There are many options that you can specify in the AutoLoader configuration
file.
- RELEASE Level
- The release level of this configuration file. Do not delete or
modify this line in the configuration file.
- LOAD Command
- The most important part of the configuration file is the LOAD
command. The AutoLoader needs the LOAD command to direct the handling
of the data, even if the selected mode of operation does not suggest that any
loading is required. For example, the AutoLoader extracts useful
information from the LOAD command even when performing a SPLIT_ONLY mode
operation. Specifications on the LOAD command indicate where the data
is coming from, what type of data it is (delimited ASCII, for example), how
the data is to be loaded, and the target table name.
Be sure to specify a complete LOAD command that includes the schema name,
file name, file type, and table name. The AutoLoader utility also
requires that the LOAD command conform to the format of the "db2 -f"

PROBLEM 1 |
In the AutoLoader configuration passage, what four items must a complete LOAD command include?

PROVIDED DATA |
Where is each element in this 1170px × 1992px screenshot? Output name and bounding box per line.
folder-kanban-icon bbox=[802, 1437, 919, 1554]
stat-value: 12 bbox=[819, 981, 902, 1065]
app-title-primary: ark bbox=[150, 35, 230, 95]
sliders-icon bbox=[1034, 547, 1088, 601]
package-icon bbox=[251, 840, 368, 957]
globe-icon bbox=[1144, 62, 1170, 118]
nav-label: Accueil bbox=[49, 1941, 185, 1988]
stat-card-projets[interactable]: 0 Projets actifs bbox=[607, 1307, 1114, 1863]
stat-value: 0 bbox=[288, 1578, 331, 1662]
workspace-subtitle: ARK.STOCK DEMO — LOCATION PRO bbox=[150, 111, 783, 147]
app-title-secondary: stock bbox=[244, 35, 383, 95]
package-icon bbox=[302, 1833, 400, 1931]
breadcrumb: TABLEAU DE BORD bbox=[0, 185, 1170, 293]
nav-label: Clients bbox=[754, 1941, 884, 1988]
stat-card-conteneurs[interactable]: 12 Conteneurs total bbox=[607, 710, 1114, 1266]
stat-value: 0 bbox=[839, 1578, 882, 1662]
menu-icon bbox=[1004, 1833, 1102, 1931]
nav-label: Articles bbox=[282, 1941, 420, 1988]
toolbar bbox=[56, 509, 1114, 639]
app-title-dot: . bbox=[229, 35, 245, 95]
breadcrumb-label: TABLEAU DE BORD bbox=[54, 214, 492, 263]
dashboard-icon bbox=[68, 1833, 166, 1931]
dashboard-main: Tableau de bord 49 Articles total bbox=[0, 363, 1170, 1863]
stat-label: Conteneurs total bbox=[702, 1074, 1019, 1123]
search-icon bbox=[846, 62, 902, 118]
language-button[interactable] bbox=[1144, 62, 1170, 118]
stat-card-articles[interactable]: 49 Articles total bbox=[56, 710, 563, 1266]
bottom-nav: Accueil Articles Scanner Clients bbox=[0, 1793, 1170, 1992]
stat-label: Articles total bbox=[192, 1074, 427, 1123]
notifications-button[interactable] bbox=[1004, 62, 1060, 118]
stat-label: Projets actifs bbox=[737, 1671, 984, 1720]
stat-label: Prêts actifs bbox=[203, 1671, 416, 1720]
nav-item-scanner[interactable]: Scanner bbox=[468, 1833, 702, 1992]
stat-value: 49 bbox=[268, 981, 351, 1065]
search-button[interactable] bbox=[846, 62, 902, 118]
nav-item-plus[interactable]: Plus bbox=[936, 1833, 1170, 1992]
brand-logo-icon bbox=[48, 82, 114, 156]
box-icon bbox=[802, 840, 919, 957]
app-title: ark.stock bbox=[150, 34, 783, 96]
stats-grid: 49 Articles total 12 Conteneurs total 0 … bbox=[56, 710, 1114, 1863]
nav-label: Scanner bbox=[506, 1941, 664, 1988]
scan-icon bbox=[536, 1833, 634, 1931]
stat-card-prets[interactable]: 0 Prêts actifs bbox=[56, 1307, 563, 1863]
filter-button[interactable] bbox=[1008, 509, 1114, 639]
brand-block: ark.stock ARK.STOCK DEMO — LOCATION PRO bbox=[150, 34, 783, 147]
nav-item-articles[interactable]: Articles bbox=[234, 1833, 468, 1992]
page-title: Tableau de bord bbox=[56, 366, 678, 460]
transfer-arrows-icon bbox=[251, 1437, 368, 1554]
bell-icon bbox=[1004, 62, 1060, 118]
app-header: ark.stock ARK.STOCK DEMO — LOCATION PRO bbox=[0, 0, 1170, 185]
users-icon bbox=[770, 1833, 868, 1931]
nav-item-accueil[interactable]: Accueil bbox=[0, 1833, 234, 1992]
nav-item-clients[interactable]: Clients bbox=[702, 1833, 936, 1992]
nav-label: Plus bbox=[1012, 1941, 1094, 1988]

PROBLEM 2 |
Retype the records verbatim, from their first line through the line containing "nav-label: Clients bbox=[754, 1941, 884, 1988]", inclusive.

WRITTEN ANSWER 1 |
The schema name, file name, file type, and table name.

WRITTEN ANSWER 2 |
Where is each element in this 1170px × 1992px screenshot? Output name and bounding box per line.
folder-kanban-icon bbox=[802, 1437, 919, 1554]
stat-value: 12 bbox=[819, 981, 902, 1065]
app-title-primary: ark bbox=[150, 35, 230, 95]
sliders-icon bbox=[1034, 547, 1088, 601]
package-icon bbox=[251, 840, 368, 957]
globe-icon bbox=[1144, 62, 1170, 118]
nav-label: Accueil bbox=[49, 1941, 185, 1988]
stat-card-projets[interactable]: 0 Projets actifs bbox=[607, 1307, 1114, 1863]
stat-value: 0 bbox=[288, 1578, 331, 1662]
workspace-subtitle: ARK.STOCK DEMO — LOCATION PRO bbox=[150, 111, 783, 147]
app-title-secondary: stock bbox=[244, 35, 383, 95]
package-icon bbox=[302, 1833, 400, 1931]
breadcrumb: TABLEAU DE BORD bbox=[0, 185, 1170, 293]
nav-label: Clients bbox=[754, 1941, 884, 1988]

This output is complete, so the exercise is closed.